WHAT YOU SHOULD DO: Set out each line from the following listing that includes the word "гражданами".

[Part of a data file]
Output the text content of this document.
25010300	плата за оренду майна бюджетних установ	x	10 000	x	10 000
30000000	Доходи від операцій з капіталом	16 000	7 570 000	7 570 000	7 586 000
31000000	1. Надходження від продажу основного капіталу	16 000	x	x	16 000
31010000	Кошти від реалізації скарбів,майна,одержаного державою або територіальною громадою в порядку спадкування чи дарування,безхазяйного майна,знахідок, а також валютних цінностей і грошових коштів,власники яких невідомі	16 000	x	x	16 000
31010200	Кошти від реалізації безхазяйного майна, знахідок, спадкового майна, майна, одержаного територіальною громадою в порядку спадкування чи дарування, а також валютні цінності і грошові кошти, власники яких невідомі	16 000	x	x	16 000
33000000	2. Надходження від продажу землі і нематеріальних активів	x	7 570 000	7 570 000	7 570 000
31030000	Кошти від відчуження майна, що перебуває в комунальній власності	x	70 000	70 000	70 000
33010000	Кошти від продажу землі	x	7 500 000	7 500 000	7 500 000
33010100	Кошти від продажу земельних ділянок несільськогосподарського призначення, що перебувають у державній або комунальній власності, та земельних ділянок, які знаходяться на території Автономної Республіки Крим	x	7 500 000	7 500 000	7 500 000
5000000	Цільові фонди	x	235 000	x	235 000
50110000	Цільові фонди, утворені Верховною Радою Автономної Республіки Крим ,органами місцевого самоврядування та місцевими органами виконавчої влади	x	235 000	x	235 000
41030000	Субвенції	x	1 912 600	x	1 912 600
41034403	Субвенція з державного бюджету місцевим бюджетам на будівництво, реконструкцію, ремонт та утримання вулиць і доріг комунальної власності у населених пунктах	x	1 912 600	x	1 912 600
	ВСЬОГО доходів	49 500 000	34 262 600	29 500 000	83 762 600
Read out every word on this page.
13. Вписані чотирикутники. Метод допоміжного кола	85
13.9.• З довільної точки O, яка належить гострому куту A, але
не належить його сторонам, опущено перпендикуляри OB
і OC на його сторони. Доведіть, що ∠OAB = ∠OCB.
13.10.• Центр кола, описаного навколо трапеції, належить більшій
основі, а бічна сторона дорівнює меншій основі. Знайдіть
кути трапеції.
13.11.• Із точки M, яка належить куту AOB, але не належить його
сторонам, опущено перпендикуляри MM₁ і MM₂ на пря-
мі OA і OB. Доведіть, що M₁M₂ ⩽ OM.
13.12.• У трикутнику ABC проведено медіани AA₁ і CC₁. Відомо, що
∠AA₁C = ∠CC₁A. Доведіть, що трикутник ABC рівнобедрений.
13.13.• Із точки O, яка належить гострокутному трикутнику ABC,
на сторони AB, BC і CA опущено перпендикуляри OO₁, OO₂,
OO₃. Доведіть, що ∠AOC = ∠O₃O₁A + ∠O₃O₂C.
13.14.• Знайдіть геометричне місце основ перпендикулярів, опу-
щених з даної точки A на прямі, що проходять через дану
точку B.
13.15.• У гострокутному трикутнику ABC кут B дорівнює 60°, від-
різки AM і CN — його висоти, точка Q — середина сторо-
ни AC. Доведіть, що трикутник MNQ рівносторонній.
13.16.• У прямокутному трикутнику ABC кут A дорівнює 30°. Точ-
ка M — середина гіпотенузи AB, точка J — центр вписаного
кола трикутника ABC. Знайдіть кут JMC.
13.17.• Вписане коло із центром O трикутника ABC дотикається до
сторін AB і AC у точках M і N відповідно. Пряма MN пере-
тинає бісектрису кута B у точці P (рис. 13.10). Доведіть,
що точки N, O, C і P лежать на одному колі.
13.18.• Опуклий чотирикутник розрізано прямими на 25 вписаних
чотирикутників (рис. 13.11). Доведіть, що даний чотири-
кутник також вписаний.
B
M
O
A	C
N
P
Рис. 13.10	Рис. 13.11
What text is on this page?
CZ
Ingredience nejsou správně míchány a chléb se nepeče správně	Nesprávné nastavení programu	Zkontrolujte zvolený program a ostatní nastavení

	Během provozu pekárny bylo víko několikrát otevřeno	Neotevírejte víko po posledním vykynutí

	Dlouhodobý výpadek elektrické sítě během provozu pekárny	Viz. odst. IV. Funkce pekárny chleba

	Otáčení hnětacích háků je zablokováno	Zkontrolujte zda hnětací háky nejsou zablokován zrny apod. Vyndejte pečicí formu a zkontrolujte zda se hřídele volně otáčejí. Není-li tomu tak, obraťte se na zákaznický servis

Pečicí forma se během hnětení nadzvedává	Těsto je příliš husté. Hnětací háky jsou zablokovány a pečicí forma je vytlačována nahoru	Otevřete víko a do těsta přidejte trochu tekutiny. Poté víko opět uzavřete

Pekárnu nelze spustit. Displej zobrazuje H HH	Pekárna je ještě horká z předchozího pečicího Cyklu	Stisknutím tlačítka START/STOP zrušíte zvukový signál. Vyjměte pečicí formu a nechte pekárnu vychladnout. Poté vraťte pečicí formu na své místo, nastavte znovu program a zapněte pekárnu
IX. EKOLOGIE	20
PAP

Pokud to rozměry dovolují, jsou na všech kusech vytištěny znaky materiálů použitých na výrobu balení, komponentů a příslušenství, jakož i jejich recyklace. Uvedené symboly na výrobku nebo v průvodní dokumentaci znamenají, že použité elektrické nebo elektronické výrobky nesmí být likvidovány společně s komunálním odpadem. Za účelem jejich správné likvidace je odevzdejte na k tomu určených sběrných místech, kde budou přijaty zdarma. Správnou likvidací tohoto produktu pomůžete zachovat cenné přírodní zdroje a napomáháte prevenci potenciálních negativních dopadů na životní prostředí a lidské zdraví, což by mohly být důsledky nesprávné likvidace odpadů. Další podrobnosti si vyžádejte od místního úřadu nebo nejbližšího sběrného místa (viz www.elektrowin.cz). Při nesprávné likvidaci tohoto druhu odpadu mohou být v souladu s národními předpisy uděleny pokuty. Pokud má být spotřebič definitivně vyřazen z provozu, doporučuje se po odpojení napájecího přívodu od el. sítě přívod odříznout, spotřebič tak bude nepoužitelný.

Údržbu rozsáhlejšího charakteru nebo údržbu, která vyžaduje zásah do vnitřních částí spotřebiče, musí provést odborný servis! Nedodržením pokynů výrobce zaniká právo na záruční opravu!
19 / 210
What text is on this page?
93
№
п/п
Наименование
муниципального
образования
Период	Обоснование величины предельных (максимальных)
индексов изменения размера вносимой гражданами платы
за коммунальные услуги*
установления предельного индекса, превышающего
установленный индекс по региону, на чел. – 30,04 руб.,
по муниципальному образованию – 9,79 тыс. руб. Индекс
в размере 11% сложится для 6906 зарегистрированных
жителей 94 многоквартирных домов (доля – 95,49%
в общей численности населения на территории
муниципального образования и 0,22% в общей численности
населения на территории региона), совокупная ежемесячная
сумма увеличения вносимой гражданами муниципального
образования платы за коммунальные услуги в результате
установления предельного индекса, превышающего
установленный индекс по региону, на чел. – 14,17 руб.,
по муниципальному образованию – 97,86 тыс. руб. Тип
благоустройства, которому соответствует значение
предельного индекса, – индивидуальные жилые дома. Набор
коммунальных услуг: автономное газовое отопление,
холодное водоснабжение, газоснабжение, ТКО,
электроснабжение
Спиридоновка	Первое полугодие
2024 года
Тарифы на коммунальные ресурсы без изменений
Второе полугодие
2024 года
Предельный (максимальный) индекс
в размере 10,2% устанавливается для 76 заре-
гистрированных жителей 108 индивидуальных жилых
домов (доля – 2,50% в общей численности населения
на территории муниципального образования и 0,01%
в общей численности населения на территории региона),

RESPONSE:
индексов изменения размера вносимой гражданами платы
сумма увеличения вносимой гражданами муниципального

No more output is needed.